JOB
Return each line that holds the word "this".

RECORDS FOR PROCESSING
________________

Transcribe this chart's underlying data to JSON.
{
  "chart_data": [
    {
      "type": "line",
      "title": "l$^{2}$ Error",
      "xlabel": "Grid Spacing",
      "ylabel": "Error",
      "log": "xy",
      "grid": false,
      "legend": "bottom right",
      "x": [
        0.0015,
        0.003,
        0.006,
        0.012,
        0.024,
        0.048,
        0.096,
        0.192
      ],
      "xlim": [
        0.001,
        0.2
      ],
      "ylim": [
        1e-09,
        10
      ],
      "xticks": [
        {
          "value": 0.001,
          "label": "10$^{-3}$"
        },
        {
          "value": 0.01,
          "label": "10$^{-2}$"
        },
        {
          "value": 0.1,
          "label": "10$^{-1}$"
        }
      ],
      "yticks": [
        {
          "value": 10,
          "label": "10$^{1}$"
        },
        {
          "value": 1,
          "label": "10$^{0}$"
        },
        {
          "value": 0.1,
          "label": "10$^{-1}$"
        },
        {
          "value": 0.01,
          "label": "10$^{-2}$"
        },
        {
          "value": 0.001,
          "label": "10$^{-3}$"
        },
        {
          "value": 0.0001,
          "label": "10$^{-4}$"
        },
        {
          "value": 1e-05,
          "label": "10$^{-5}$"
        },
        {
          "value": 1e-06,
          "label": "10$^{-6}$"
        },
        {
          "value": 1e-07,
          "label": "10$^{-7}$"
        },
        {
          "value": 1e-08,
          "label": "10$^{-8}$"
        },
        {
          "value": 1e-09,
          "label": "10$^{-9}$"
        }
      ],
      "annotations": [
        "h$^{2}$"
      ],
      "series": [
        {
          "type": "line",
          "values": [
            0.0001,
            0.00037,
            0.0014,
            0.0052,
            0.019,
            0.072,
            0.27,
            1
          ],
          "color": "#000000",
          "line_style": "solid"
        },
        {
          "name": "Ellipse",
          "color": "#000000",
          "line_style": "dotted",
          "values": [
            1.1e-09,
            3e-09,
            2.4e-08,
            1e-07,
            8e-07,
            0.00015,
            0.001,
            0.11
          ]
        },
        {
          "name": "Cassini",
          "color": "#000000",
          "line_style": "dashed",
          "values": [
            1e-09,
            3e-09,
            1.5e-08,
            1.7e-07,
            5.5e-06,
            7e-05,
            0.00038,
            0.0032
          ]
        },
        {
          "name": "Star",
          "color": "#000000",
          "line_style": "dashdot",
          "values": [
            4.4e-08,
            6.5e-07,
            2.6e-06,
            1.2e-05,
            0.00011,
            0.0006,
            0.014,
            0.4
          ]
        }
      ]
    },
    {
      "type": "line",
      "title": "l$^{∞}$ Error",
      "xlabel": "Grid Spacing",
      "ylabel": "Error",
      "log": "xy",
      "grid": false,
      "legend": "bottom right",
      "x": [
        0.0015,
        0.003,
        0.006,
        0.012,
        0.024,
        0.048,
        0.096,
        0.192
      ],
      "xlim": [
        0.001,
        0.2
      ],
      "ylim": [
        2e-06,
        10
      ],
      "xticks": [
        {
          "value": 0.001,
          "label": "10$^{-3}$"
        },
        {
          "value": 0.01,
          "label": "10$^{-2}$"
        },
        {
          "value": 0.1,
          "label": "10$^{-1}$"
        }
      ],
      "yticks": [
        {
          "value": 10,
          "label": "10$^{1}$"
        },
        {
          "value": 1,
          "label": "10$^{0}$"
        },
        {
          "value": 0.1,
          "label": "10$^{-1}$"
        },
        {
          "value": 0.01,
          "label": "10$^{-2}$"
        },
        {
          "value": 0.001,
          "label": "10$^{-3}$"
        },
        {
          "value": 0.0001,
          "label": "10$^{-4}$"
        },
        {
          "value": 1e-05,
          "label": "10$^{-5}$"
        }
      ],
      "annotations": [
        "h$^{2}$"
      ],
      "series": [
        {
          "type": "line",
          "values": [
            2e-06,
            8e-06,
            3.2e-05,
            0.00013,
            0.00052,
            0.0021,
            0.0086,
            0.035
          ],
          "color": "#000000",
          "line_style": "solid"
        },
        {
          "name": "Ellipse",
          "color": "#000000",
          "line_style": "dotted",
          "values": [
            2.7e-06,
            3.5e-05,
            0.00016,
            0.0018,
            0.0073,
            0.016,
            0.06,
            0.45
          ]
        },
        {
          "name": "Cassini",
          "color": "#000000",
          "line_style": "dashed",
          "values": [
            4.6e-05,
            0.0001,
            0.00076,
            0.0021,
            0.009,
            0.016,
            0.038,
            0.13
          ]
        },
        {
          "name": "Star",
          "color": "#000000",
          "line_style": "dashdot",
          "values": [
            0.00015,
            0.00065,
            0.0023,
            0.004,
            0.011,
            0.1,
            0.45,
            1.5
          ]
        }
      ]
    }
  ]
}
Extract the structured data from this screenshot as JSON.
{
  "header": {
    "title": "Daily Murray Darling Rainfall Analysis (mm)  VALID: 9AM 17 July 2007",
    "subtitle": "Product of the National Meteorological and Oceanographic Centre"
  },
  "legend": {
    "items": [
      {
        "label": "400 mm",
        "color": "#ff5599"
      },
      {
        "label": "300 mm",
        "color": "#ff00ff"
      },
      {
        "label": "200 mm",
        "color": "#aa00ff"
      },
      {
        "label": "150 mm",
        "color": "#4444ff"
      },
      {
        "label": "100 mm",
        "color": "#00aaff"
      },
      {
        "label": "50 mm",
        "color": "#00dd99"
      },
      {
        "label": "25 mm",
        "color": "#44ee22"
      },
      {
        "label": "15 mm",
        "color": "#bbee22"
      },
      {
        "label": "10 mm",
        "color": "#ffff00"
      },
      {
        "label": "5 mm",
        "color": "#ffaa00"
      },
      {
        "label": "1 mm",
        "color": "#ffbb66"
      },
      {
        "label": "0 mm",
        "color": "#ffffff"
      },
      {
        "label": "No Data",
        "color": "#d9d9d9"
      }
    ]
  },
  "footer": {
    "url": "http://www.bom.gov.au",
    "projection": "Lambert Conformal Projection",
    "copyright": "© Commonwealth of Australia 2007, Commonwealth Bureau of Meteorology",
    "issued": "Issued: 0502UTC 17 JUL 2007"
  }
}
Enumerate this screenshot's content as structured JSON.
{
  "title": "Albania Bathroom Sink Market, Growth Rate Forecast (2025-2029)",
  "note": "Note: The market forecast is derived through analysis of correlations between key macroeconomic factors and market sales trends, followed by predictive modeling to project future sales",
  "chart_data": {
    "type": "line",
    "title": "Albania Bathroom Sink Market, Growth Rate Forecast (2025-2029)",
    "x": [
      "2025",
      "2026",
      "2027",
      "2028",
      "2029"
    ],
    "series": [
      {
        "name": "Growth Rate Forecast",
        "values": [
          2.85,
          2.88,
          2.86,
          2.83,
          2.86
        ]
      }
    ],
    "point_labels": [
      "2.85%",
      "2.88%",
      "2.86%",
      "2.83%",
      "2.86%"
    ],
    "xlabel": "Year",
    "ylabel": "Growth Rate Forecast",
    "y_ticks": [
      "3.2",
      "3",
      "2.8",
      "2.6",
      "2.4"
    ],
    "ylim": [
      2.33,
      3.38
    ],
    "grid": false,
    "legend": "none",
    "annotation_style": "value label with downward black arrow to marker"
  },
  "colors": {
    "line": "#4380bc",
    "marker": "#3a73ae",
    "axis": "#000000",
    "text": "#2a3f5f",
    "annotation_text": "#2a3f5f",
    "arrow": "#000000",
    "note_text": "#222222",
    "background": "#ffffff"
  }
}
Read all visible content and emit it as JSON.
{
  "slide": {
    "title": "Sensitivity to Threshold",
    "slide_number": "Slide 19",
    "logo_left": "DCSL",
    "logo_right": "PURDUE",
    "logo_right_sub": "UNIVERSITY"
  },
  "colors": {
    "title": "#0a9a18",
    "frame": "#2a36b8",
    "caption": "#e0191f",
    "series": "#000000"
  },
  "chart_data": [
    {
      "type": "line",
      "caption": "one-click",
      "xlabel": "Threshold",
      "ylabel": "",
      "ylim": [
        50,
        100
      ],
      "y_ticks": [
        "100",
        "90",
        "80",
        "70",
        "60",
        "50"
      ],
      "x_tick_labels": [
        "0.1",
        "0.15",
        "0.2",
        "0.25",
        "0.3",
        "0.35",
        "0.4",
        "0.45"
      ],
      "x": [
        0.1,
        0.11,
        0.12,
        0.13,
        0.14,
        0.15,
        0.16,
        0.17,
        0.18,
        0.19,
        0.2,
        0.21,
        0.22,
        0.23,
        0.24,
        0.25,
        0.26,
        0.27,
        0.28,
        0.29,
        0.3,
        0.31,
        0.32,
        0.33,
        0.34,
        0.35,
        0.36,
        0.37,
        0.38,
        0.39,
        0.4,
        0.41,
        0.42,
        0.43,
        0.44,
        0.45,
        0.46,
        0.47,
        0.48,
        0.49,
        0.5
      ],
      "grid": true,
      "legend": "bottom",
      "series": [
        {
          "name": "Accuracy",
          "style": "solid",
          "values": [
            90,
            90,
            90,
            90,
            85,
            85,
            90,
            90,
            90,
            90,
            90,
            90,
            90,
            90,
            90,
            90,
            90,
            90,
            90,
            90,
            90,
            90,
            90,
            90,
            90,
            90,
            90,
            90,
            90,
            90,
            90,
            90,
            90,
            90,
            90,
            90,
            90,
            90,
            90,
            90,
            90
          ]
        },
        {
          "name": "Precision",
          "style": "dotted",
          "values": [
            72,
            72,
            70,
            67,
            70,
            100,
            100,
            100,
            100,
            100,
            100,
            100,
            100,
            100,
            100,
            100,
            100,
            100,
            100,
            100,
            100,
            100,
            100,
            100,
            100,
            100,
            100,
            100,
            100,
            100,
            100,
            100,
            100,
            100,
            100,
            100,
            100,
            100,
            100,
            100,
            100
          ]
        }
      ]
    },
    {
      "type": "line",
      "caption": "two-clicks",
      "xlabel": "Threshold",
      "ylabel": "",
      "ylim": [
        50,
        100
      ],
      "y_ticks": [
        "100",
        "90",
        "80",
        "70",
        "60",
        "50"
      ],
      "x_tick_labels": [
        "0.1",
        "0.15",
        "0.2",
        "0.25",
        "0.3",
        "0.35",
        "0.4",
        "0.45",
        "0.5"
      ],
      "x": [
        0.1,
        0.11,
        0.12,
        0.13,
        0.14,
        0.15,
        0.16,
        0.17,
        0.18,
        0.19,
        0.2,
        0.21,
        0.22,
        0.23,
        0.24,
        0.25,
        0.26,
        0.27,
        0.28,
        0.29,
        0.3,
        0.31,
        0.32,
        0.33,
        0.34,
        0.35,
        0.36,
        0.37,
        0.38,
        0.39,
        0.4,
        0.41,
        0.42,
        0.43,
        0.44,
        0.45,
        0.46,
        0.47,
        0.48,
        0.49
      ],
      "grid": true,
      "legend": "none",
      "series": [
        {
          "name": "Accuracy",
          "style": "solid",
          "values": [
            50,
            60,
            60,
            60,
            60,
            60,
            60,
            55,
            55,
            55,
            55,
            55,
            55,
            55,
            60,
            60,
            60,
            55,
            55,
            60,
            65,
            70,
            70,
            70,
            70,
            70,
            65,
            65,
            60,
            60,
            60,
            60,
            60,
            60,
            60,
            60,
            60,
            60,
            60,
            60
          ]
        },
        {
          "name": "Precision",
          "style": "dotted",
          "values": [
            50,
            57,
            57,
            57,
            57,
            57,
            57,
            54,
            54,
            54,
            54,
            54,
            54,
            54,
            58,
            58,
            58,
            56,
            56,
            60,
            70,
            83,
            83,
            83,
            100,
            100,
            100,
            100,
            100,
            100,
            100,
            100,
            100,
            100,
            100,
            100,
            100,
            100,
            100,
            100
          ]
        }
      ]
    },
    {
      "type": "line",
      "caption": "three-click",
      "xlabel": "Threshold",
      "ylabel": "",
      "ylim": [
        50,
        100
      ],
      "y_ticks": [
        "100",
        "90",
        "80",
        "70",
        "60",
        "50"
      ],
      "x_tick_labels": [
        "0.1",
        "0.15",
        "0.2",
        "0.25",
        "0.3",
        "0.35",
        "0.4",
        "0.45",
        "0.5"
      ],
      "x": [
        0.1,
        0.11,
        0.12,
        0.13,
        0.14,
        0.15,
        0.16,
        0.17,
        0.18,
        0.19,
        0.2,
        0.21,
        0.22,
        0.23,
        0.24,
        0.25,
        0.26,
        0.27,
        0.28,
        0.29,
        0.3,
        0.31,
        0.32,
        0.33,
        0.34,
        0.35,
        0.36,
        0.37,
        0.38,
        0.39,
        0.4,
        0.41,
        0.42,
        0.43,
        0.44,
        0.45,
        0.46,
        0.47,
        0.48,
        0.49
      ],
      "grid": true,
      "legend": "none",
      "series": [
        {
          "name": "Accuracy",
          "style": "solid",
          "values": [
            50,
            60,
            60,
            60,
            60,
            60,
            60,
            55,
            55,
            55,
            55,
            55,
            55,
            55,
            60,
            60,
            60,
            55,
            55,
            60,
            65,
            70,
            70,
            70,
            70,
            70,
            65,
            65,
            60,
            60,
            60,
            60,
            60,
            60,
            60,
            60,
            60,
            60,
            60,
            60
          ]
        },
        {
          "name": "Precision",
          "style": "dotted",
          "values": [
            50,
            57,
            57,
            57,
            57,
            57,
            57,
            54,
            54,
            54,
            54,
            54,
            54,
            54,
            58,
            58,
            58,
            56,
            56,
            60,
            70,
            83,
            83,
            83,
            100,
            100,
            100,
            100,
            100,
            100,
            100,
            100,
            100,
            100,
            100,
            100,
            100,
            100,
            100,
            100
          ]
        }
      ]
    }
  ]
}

________________

CORRECT OUTPUT
Transcribe this chart's underlying data to JSON.
Extract the structured data from this screenshot as JSON.
Enumerate this screenshot's content as structured JSON.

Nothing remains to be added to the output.